**Short problem:**
Determine how many lines of the data below contain "object", then give only that number.
··········
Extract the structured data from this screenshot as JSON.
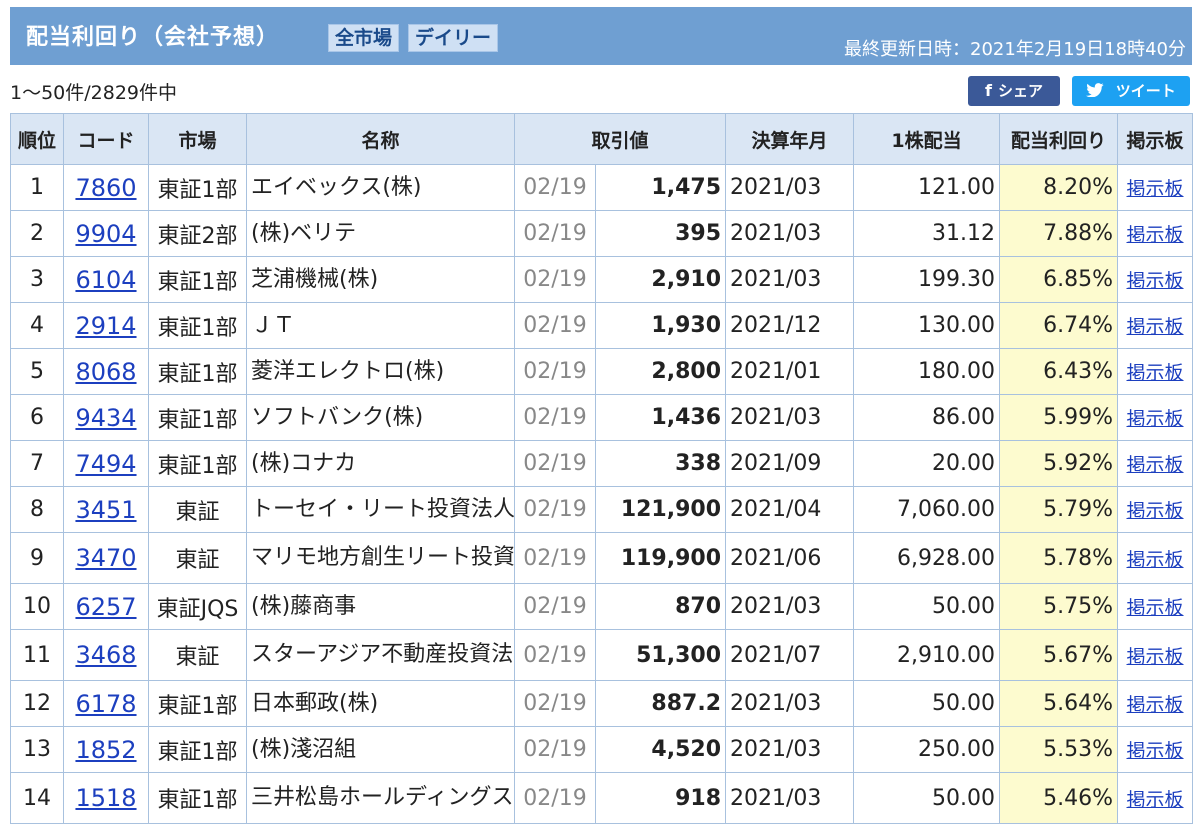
{
  "header": {
    "title": "配当利回り（会社予想）",
    "tag_market": "全市場",
    "tag_daily": "デイリー",
    "updated": "最終更新日時：2021年2月19日18時40分"
  },
  "count": "1～50件/2829件中",
  "share": {
    "facebook_label": "シェア",
    "facebook_icon": "f",
    "twitter_label": "ツイート",
    "twitter_icon": "bird-icon"
  },
  "table": {
    "headers": {
      "rank": "順位",
      "code": "コード",
      "market": "市場",
      "name": "名称",
      "price": "取引値",
      "period": "決算年月",
      "dividend": "1株配当",
      "yield": "配当利回り",
      "board": "掲示板"
    },
    "rows": [
      {
        "rank": "1",
        "code": "7860",
        "market": "東証1部",
        "name": "エイベックス(株)",
        "date": "02/19",
        "price": "1,475",
        "period": "2021/03",
        "dividend": "121.00",
        "yield": "8.20%",
        "board": "掲示板"
      },
      {
        "rank": "2",
        "code": "9904",
        "market": "東証2部",
        "name": "(株)ベリテ",
        "date": "02/19",
        "price": "395",
        "period": "2021/03",
        "dividend": "31.12",
        "yield": "7.88%",
        "board": "掲示板"
      },
      {
        "rank": "3",
        "code": "6104",
        "market": "東証1部",
        "name": "芝浦機械(株)",
        "date": "02/19",
        "price": "2,910",
        "period": "2021/03",
        "dividend": "199.30",
        "yield": "6.85%",
        "board": "掲示板"
      },
      {
        "rank": "4",
        "code": "2914",
        "market": "東証1部",
        "name": "ＪＴ",
        "date": "02/19",
        "price": "1,930",
        "period": "2021/12",
        "dividend": "130.00",
        "yield": "6.74%",
        "board": "掲示板"
      },
      {
        "rank": "5",
        "code": "8068",
        "market": "東証1部",
        "name": "菱洋エレクトロ(株)",
        "date": "02/19",
        "price": "2,800",
        "period": "2021/01",
        "dividend": "180.00",
        "yield": "6.43%",
        "board": "掲示板"
      },
      {
        "rank": "6",
        "code": "9434",
        "market": "東証1部",
        "name": "ソフトバンク(株)",
        "date": "02/19",
        "price": "1,436",
        "period": "2021/03",
        "dividend": "86.00",
        "yield": "5.99%",
        "board": "掲示板"
      },
      {
        "rank": "7",
        "code": "7494",
        "market": "東証1部",
        "name": "(株)コナカ",
        "date": "02/19",
        "price": "338",
        "period": "2021/09",
        "dividend": "20.00",
        "yield": "5.92%",
        "board": "掲示板"
      },
      {
        "rank": "8",
        "code": "3451",
        "market": "東証",
        "name": "トーセイ・リート投資法人",
        "date": "02/19",
        "price": "121,900",
        "period": "2021/04",
        "dividend": "7,060.00",
        "yield": "5.79%",
        "board": "掲示板"
      },
      {
        "rank": "9",
        "code": "3470",
        "market": "東証",
        "name": "マリモ地方創生リート投資法人",
        "date": "02/19",
        "price": "119,900",
        "period": "2021/06",
        "dividend": "6,928.00",
        "yield": "5.78%",
        "board": "掲示板"
      },
      {
        "rank": "10",
        "code": "6257",
        "market": "東証JQS",
        "name": "(株)藤商事",
        "date": "02/19",
        "price": "870",
        "period": "2021/03",
        "dividend": "50.00",
        "yield": "5.75%",
        "board": "掲示板"
      },
      {
        "rank": "11",
        "code": "3468",
        "market": "東証",
        "name": "スターアジア不動産投資法人",
        "date": "02/19",
        "price": "51,300",
        "period": "2021/07",
        "dividend": "2,910.00",
        "yield": "5.67%",
        "board": "掲示板"
      },
      {
        "rank": "12",
        "code": "6178",
        "market": "東証1部",
        "name": "日本郵政(株)",
        "date": "02/19",
        "price": "887.2",
        "period": "2021/03",
        "dividend": "50.00",
        "yield": "5.64%",
        "board": "掲示板"
      },
      {
        "rank": "13",
        "code": "1852",
        "market": "東証1部",
        "name": "(株)淺沼組",
        "date": "02/19",
        "price": "4,520",
        "period": "2021/03",
        "dividend": "250.00",
        "yield": "5.53%",
        "board": "掲示板"
      },
      {
        "rank": "14",
        "code": "1518",
        "market": "東証1部",
        "name": "三井松島ホールディングス(株)",
        "date": "02/19",
        "price": "918",
        "period": "2021/03",
        "dividend": "50.00",
        "yield": "5.46%",
        "board": "掲示板"
      }
    ]
  },
  "colors": {
    "header_bg": "#6f9fd2",
    "th_bg": "#dae6f4",
    "yield_bg": "#fdfbcf",
    "link": "#1c3fbf",
    "facebook": "#3b5998",
    "twitter": "#1da1f2"
  }
}
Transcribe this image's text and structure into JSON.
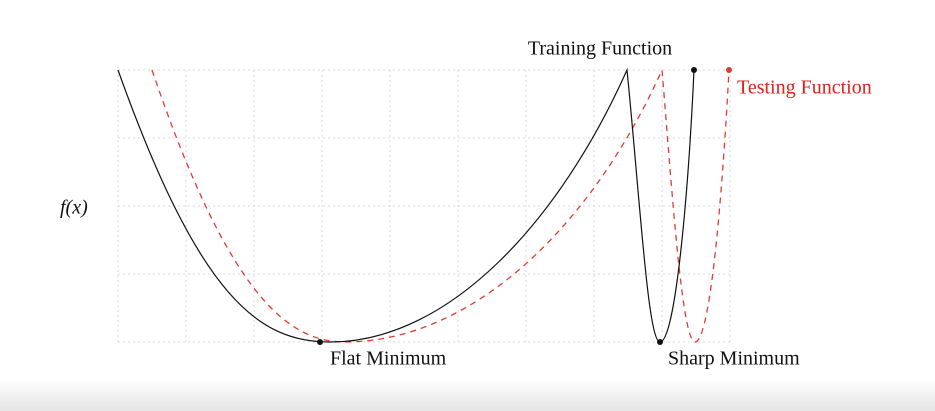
{
  "diagram": {
    "y_label": "f(x)",
    "training_label": "Training Function",
    "testing_label": "Testing Function",
    "flat_label": "Flat Minimum",
    "sharp_label": "Sharp Minimum"
  }
}
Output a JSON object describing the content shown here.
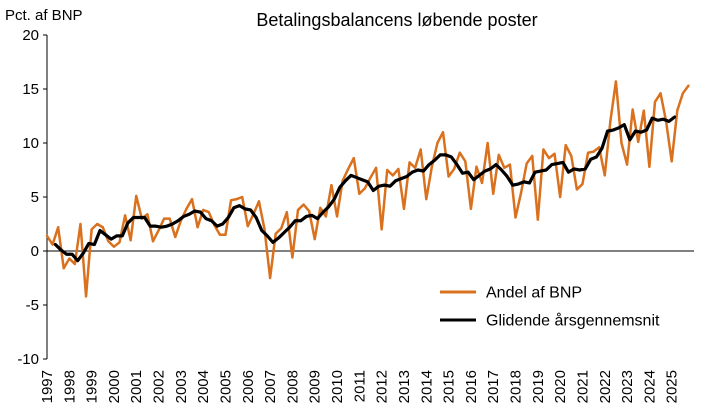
{
  "chart_data": {
    "type": "line",
    "title": "Betalingsbalancens løbende poster",
    "ylabel": "Pct. af BNP",
    "ylim": [
      -10,
      20
    ],
    "yticks": [
      20,
      15,
      10,
      5,
      0,
      -5,
      -10
    ],
    "ytick_labels": [
      "20",
      "15",
      "10",
      "5",
      "0",
      "-5",
      "-10"
    ],
    "xlim": [
      1997,
      2026
    ],
    "xticks": [
      1997,
      1998,
      1999,
      2000,
      2001,
      2002,
      2003,
      2004,
      2005,
      2006,
      2007,
      2008,
      2009,
      2010,
      2011,
      2012,
      2013,
      2014,
      2015,
      2016,
      2017,
      2018,
      2019,
      2020,
      2021,
      2022,
      2023,
      2024,
      2025
    ],
    "xtick_labels": [
      "1997",
      "1998",
      "1999",
      "2000",
      "2001",
      "2002",
      "2003",
      "2004",
      "2005",
      "2006",
      "2007",
      "2008",
      "2009",
      "2010",
      "2011",
      "2012",
      "2013",
      "2014",
      "2015",
      "2016",
      "2017",
      "2018",
      "2019",
      "2020",
      "2021",
      "2022",
      "2023",
      "2024",
      "2025"
    ],
    "grid": false,
    "legend_position": "lower-right",
    "series": [
      {
        "name": "Andel af BNP",
        "color": "#D9711E",
        "x_start": 1997.0,
        "x_step": 0.25,
        "values": [
          1.4,
          0.6,
          2.2,
          -1.6,
          -0.7,
          -1.2,
          2.5,
          -4.2,
          2.0,
          2.5,
          2.2,
          0.9,
          0.4,
          0.8,
          3.3,
          1.0,
          5.1,
          3.0,
          3.4,
          0.9,
          1.9,
          3.0,
          3.0,
          1.3,
          2.8,
          3.9,
          4.8,
          2.2,
          3.8,
          3.6,
          2.4,
          1.5,
          1.5,
          4.7,
          4.8,
          5.0,
          2.3,
          3.4,
          4.6,
          2.0,
          -2.5,
          1.6,
          2.1,
          3.6,
          -0.6,
          3.8,
          4.3,
          3.7,
          1.1,
          4.0,
          3.2,
          6.1,
          3.2,
          6.5,
          7.6,
          8.6,
          5.3,
          5.8,
          6.8,
          7.7,
          2.0,
          7.5,
          7.0,
          7.6,
          3.9,
          8.2,
          7.7,
          9.4,
          4.8,
          7.8,
          10.0,
          11.0,
          6.9,
          7.6,
          9.1,
          8.3,
          3.9,
          7.8,
          6.3,
          10.0,
          5.3,
          8.9,
          7.7,
          8.0,
          3.1,
          5.4,
          8.1,
          8.8,
          2.9,
          9.4,
          8.6,
          9.0,
          5.0,
          9.8,
          8.8,
          5.7,
          6.2,
          9.1,
          9.2,
          9.6,
          7.0,
          12.0,
          15.7,
          10.0,
          8.0,
          13.1,
          10.1,
          13.0,
          7.8,
          13.8,
          14.6,
          12.0,
          8.3,
          13.0,
          14.6,
          15.3
        ]
      },
      {
        "name": "Glidende årsgennemsnit",
        "color": "#000000",
        "x_start": 1997.375,
        "x_step": 0.25,
        "values": [
          0.6,
          0.1,
          -0.3,
          -0.3,
          -0.9,
          -0.2,
          0.7,
          0.6,
          1.9,
          1.5,
          1.1,
          1.4,
          1.4,
          2.6,
          3.1,
          3.1,
          3.1,
          2.3,
          2.3,
          2.2,
          2.3,
          2.5,
          2.8,
          3.2,
          3.4,
          3.7,
          3.6,
          3.0,
          2.8,
          2.3,
          2.5,
          3.1,
          4.0,
          4.2,
          3.9,
          3.8,
          3.1,
          1.9,
          1.4,
          0.8,
          1.2,
          1.7,
          2.2,
          2.8,
          2.8,
          3.2,
          3.3,
          3.0,
          3.6,
          4.1,
          4.8,
          5.9,
          6.5,
          7.0,
          6.8,
          6.6,
          6.4,
          5.6,
          6.0,
          6.1,
          6.0,
          6.5,
          6.7,
          6.9,
          7.3,
          7.5,
          7.4,
          8.0,
          8.4,
          8.9,
          8.9,
          8.7,
          8.0,
          7.2,
          7.3,
          6.6,
          7.0,
          7.4,
          7.6,
          8.0,
          7.5,
          6.9,
          6.1,
          6.2,
          6.4,
          6.3,
          7.3,
          7.4,
          7.5,
          8.0,
          8.1,
          8.2,
          7.3,
          7.6,
          7.5,
          7.6,
          8.5,
          8.7,
          9.5,
          11.1,
          11.2,
          11.4,
          11.7,
          10.3,
          11.1,
          11.0,
          11.2,
          12.3,
          12.1,
          12.2,
          12.0,
          12.4
        ]
      }
    ]
  }
}
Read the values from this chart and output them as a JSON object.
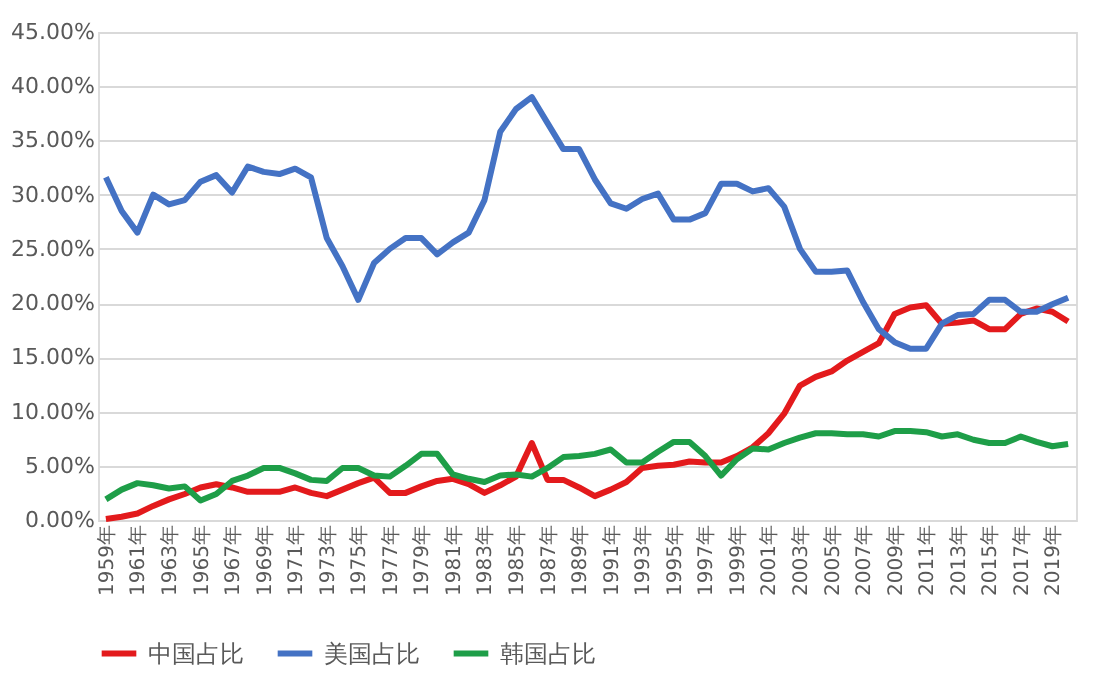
{
  "chart_data": {
    "type": "line",
    "categories": [
      "1959年",
      null,
      "1961年",
      null,
      "1963年",
      null,
      "1965年",
      null,
      "1967年",
      null,
      "1969年",
      null,
      "1971年",
      null,
      "1973年",
      null,
      "1975年",
      null,
      "1977年",
      null,
      "1979年",
      null,
      "1981年",
      null,
      "1983年",
      null,
      "1985年",
      null,
      "1987年",
      null,
      "1989年",
      null,
      "1991年",
      null,
      "1993年",
      null,
      "1995年",
      null,
      "1997年",
      null,
      "1999年",
      null,
      "2001年",
      null,
      "2003年",
      null,
      "2005年",
      null,
      "2007年",
      null,
      "2009年",
      null,
      "2011年",
      null,
      "2013年",
      null,
      "2015年",
      null,
      "2017年",
      null,
      "2019年",
      null
    ],
    "series": [
      {
        "name": "中国占比",
        "color": "#e31a1c",
        "values": [
          0.1,
          0.3,
          0.6,
          1.3,
          1.9,
          2.4,
          3.0,
          3.3,
          3.0,
          2.6,
          2.6,
          2.6,
          3.0,
          2.5,
          2.2,
          2.8,
          3.4,
          3.9,
          2.5,
          2.5,
          3.1,
          3.6,
          3.8,
          3.3,
          2.5,
          3.2,
          4.0,
          7.1,
          3.7,
          3.7,
          3.0,
          2.2,
          2.8,
          3.5,
          4.8,
          5.0,
          5.1,
          5.4,
          5.3,
          5.3,
          5.9,
          6.7,
          8.0,
          9.8,
          12.4,
          13.2,
          13.7,
          14.7,
          15.5,
          16.3,
          19.0,
          19.6,
          19.8,
          18.1,
          18.2,
          18.4,
          17.6,
          17.6,
          19.0,
          19.5,
          19.2,
          18.3
        ]
      },
      {
        "name": "美国占比",
        "color": "#4472c4",
        "values": [
          31.6,
          28.5,
          26.5,
          30.0,
          29.1,
          29.5,
          31.2,
          31.8,
          30.2,
          32.6,
          32.1,
          31.9,
          32.4,
          31.6,
          26.0,
          23.4,
          20.3,
          23.7,
          25.0,
          26.0,
          26.0,
          24.5,
          25.6,
          26.5,
          29.5,
          35.8,
          37.9,
          39.0,
          36.6,
          34.2,
          34.2,
          31.4,
          29.2,
          28.7,
          29.6,
          30.1,
          27.7,
          27.7,
          28.3,
          31.0,
          31.0,
          30.3,
          30.6,
          28.9,
          25.0,
          22.9,
          22.9,
          23.0,
          20.1,
          17.6,
          16.4,
          15.8,
          15.8,
          18.1,
          18.9,
          19.0,
          20.3,
          20.3,
          19.2,
          19.2,
          19.9,
          20.5
        ]
      },
      {
        "name": "韩国占比",
        "color": "#1e9e48",
        "values": [
          1.9,
          2.8,
          3.4,
          3.2,
          2.9,
          3.1,
          1.8,
          2.4,
          3.6,
          4.1,
          4.8,
          4.8,
          4.3,
          3.7,
          3.6,
          4.8,
          4.8,
          4.1,
          4.0,
          5.0,
          6.1,
          6.1,
          4.2,
          3.8,
          3.5,
          4.1,
          4.2,
          4.0,
          4.8,
          5.8,
          5.9,
          6.1,
          6.5,
          5.3,
          5.3,
          6.3,
          7.2,
          7.2,
          5.9,
          4.1,
          5.6,
          6.6,
          6.5,
          7.1,
          7.6,
          8.0,
          8.0,
          7.9,
          7.9,
          7.7,
          8.2,
          8.2,
          8.1,
          7.7,
          7.9,
          7.4,
          7.1,
          7.1,
          7.7,
          7.2,
          6.8,
          7.0
        ]
      }
    ],
    "ylim": [
      0,
      45
    ],
    "yticks": [
      {
        "value": 0,
        "label": "0.00%"
      },
      {
        "value": 5,
        "label": "5.00%"
      },
      {
        "value": 10,
        "label": "10.00%"
      },
      {
        "value": 15,
        "label": "15.00%"
      },
      {
        "value": 20,
        "label": "20.00%"
      },
      {
        "value": 25,
        "label": "25.00%"
      },
      {
        "value": 30,
        "label": "30.00%"
      },
      {
        "value": 35,
        "label": "35.00%"
      },
      {
        "value": 40,
        "label": "40.00%"
      },
      {
        "value": 45,
        "label": "45.00%"
      }
    ],
    "grid": "y",
    "legend": "bottom",
    "marker": "none",
    "line_style": "solid"
  }
}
··········
**Answer to this problem:**
2